How many lines in this material include the string "history"? Answer with the number and nothing further.

##### Listed records #####

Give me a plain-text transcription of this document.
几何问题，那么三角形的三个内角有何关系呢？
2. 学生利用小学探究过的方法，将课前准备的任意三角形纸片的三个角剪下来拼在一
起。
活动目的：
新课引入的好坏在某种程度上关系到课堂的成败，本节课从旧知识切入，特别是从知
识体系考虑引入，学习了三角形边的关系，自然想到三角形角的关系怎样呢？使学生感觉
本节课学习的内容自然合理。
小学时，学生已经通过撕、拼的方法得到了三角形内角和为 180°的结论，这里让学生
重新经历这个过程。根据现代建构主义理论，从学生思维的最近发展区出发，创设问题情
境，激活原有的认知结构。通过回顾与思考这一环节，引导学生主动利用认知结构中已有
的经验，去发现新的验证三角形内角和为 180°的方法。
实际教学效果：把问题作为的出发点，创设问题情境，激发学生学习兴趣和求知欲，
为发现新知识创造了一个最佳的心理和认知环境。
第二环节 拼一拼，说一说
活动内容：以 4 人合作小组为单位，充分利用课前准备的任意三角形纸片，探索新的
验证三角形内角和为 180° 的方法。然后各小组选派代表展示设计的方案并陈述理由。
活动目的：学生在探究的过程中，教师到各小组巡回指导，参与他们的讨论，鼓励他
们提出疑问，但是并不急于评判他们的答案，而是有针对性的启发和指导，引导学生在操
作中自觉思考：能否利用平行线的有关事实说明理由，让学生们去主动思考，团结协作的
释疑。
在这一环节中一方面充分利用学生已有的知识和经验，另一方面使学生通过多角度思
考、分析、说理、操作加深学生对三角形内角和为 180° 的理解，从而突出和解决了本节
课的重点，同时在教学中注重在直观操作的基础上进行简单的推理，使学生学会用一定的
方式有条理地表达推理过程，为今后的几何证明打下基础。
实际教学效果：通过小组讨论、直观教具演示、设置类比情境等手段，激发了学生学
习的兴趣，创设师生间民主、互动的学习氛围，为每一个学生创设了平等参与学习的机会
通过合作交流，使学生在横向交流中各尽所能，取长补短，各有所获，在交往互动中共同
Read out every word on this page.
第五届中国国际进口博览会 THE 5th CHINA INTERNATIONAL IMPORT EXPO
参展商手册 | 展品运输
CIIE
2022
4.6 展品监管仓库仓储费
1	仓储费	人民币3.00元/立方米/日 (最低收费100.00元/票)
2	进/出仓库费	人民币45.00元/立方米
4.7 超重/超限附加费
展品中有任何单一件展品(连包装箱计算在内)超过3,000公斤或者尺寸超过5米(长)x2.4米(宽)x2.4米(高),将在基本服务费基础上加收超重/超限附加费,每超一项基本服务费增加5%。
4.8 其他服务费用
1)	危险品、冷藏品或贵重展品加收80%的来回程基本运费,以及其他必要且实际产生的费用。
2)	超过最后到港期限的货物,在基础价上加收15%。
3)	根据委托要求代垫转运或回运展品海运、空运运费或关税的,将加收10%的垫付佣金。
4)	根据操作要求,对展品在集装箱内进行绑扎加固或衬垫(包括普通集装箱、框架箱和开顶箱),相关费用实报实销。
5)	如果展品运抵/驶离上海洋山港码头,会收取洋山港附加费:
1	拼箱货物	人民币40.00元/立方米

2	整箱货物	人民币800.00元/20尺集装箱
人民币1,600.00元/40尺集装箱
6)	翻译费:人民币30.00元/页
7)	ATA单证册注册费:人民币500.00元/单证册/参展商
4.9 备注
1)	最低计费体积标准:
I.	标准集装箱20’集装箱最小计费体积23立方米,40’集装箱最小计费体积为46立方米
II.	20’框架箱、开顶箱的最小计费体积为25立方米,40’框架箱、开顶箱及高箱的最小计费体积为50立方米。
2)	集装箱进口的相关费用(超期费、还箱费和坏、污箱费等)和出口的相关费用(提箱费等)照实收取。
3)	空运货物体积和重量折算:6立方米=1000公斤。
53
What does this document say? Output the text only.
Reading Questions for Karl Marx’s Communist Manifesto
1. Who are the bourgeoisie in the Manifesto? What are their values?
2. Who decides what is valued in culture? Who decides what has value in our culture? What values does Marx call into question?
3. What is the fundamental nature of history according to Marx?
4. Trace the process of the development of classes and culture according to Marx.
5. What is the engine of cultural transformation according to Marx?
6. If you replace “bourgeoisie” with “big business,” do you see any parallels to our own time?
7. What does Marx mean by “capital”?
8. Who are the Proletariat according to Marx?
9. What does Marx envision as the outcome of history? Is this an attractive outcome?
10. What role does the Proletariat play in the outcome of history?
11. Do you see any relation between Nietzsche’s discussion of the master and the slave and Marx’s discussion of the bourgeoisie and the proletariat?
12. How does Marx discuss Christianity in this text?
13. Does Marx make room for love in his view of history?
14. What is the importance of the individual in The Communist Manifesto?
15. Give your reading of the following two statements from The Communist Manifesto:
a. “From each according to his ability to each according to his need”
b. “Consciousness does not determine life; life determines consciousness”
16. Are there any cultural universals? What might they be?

#####

- **Result for this exercise**
4